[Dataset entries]
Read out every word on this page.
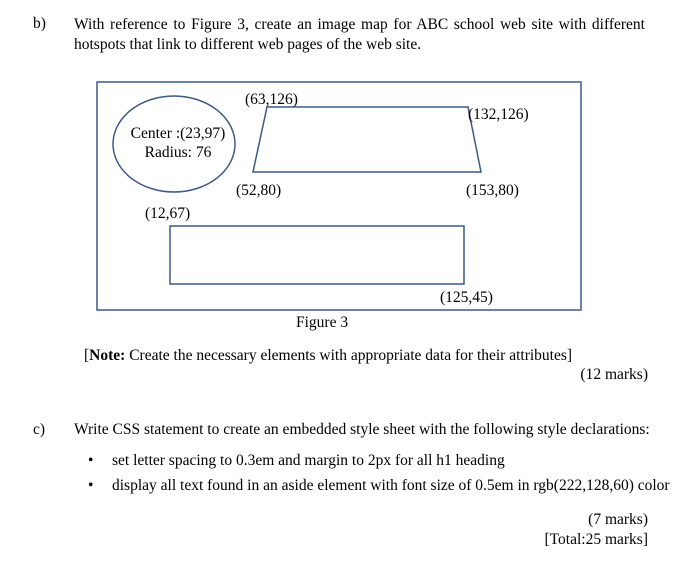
b) With reference to Figure 3, create an image map for ABC school web site with different hotspots that link to different web pages of the web site.
Center :(23,97)
Radius: 76
(63,126)
(132,126)
(52,80)	(153,80)
(12,67)
(125,45)
Figure 3
[Note: Create the necessary elements with appropriate data for their attributes]
(12 marks)
c) Write CSS statement to create an embedded style sheet with the following style declarations:
• set letter spacing to 0.3em and margin to 2px for all h1 heading
• display all text found in an aside element with font size of 0.5em in rgb(222,128,60) color
(7 marks)
[Total:25 marks]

# WHAT NEEDS TO BE DONE
Write out the full set of lines verbatim, without the pictures.

# WRITTEN SOLUTION
Read out every word on this page.
b) With reference to Figure 3, create an image map for ABC school web site with different hotspots that link to different web pages of the web site.
Center :(23,97)
Radius: 76
(63,126)
(132,126)
(52,80)	(153,80)
(12,67)
(125,45)
Figure 3
[Note: Create the necessary elements with appropriate data for their attributes]
(12 marks)
c) Write CSS statement to create an embedded style sheet with the following style declarations:
• set letter spacing to 0.3em and margin to 2px for all h1 heading
• display all text found in an aside element with font size of 0.5em in rgb(222,128,60) color
(7 marks)
[Total:25 marks]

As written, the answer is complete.